Transcribe all of the data exactly. Omit the pictures.
## START Provided data
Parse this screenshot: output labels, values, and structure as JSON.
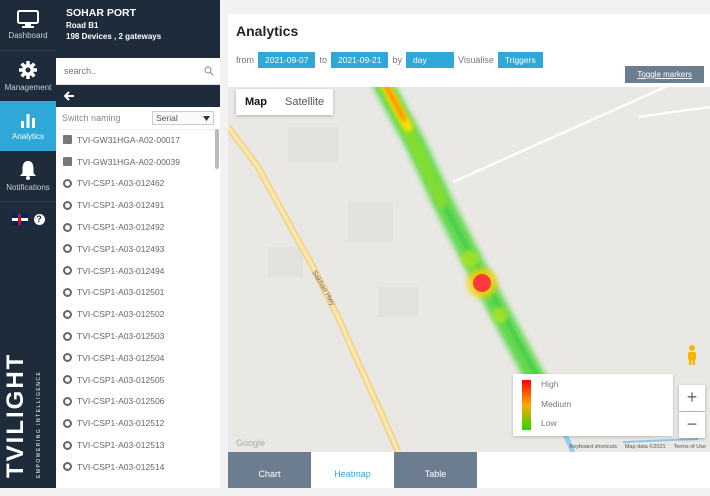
{
  "rail": {
    "items": [
      {
        "label": "Dashboard",
        "icon": "monitor-icon"
      },
      {
        "label": "Management",
        "icon": "gear-icon"
      },
      {
        "label": "Analytics",
        "icon": "bar-chart-icon"
      },
      {
        "label": "Notifications",
        "icon": "bell-icon"
      }
    ],
    "help": "?",
    "brand": "TVILIGHT",
    "tagline": "EMPOWERING INTELLIGENCE"
  },
  "site": {
    "name": "SOHAR PORT",
    "road": "Road B1",
    "summary": "198 Devices , 2 gateways"
  },
  "search": {
    "placeholder": "search..",
    "icon": "search-icon"
  },
  "back": {
    "icon": "arrow-left-icon",
    "glyph": "🡐"
  },
  "switch_naming": {
    "label": "Switch naming",
    "selected": "Serial"
  },
  "devices": [
    {
      "type": "gateway",
      "name": "TVI-GW31HGA-A02-00017"
    },
    {
      "type": "gateway",
      "name": "TVI-GW31HGA-A02-00039"
    },
    {
      "type": "lamp",
      "name": "TVI-CSP1-A03-012462"
    },
    {
      "type": "lamp",
      "name": "TVI-CSP1-A03-012491"
    },
    {
      "type": "lamp",
      "name": "TVI-CSP1-A03-012492"
    },
    {
      "type": "lamp",
      "name": "TVI-CSP1-A03-012493"
    },
    {
      "type": "lamp",
      "name": "TVI-CSP1-A03-012494"
    },
    {
      "type": "lamp",
      "name": "TVI-CSP1-A03-012501"
    },
    {
      "type": "lamp",
      "name": "TVI-CSP1-A03-012502"
    },
    {
      "type": "lamp",
      "name": "TVI-CSP1-A03-012503"
    },
    {
      "type": "lamp",
      "name": "TVI-CSP1-A03-012504"
    },
    {
      "type": "lamp",
      "name": "TVI-CSP1-A03-012505"
    },
    {
      "type": "lamp",
      "name": "TVI-CSP1-A03-012506"
    },
    {
      "type": "lamp",
      "name": "TVI-CSP1-A03-012512"
    },
    {
      "type": "lamp",
      "name": "TVI-CSP1-A03-012513"
    },
    {
      "type": "lamp",
      "name": "TVI-CSP1-A03-012514"
    }
  ],
  "analytics": {
    "title": "Analytics",
    "from_label": "from",
    "from": "2021-09-07",
    "to_label": "to",
    "to": "2021-09-21",
    "by_label": "by",
    "by": "day",
    "visualise_label": "Visualise",
    "visualise": "Triggers",
    "toggle_markers": "Toggle markers"
  },
  "map": {
    "types": [
      "Map",
      "Satellite"
    ],
    "road_name": "Sakhari Hwy",
    "legend": [
      "High",
      "Medium",
      "Low"
    ],
    "zoom_in": "+",
    "zoom_out": "−",
    "credits": [
      "Keyboard shortcuts",
      "Map data ©2021",
      "Terms of Use"
    ],
    "logo": "Google"
  },
  "tabs": [
    "Chart",
    "Heatmap",
    "Table"
  ],
  "colors": {
    "accent": "#2fa8d8",
    "dark": "#1d2b3a",
    "tab_bg": "#6b7d8f"
  }
}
## END Provided data
Solution to this task:
Parse this screenshot: output labels, values, and structure as JSON.
{
  "rail": {
    "items": [
      {
        "label": "Dashboard",
        "icon": "monitor-icon"
      },
      {
        "label": "Management",
        "icon": "gear-icon"
      },
      {
        "label": "Analytics",
        "icon": "bar-chart-icon"
      },
      {
        "label": "Notifications",
        "icon": "bell-icon"
      }
    ],
    "help": "?",
    "brand": "TVILIGHT",
    "tagline": "EMPOWERING INTELLIGENCE"
  },
  "site": {
    "name": "SOHAR PORT",
    "road": "Road B1",
    "summary": "198 Devices , 2 gateways"
  },
  "search": {
    "placeholder": "search..",
    "icon": "search-icon"
  },
  "back": {
    "icon": "arrow-left-icon",
    "glyph": "🡐"
  },
  "switch_naming": {
    "label": "Switch naming",
    "selected": "Serial"
  },
  "devices": [
    {
      "type": "gateway",
      "name": "TVI-GW31HGA-A02-00017"
    },
    {
      "type": "gateway",
      "name": "TVI-GW31HGA-A02-00039"
    },
    {
      "type": "lamp",
      "name": "TVI-CSP1-A03-012462"
    },
    {
      "type": "lamp",
      "name": "TVI-CSP1-A03-012491"
    },
    {
      "type": "lamp",
      "name": "TVI-CSP1-A03-012492"
    },
    {
      "type": "lamp",
      "name": "TVI-CSP1-A03-012493"
    },
    {
      "type": "lamp",
      "name": "TVI-CSP1-A03-012494"
    },
    {
      "type": "lamp",
      "name": "TVI-CSP1-A03-012501"
    },
    {
      "type": "lamp",
      "name": "TVI-CSP1-A03-012502"
    },
    {
      "type": "lamp",
      "name": "TVI-CSP1-A03-012503"
    },
    {
      "type": "lamp",
      "name": "TVI-CSP1-A03-012504"
    },
    {
      "type": "lamp",
      "name": "TVI-CSP1-A03-012505"
    },
    {
      "type": "lamp",
      "name": "TVI-CSP1-A03-012506"
    },
    {
      "type": "lamp",
      "name": "TVI-CSP1-A03-012512"
    },
    {
      "type": "lamp",
      "name": "TVI-CSP1-A03-012513"
    },
    {
      "type": "lamp",
      "name": "TVI-CSP1-A03-012514"
    }
  ],
  "analytics": {
    "title": "Analytics",
    "from_label": "from",
    "from": "2021-09-07",
    "to_label": "to",
    "to": "2021-09-21",
    "by_label": "by",
    "by": "day",
    "visualise_label": "Visualise",
    "visualise": "Triggers",
    "toggle_markers": "Toggle markers"
  },
  "map": {
    "types": [
      "Map",
      "Satellite"
    ],
    "road_name": "Sakhari Hwy",
    "legend": [
      "High",
      "Medium",
      "Low"
    ],
    "zoom_in": "+",
    "zoom_out": "−",
    "credits": [
      "Keyboard shortcuts",
      "Map data ©2021",
      "Terms of Use"
    ],
    "logo": "Google"
  },
  "tabs": [
    "Chart",
    "Heatmap",
    "Table"
  ],
  "colors": {
    "accent": "#2fa8d8",
    "dark": "#1d2b3a",
    "tab_bg": "#6b7d8f"
  }
}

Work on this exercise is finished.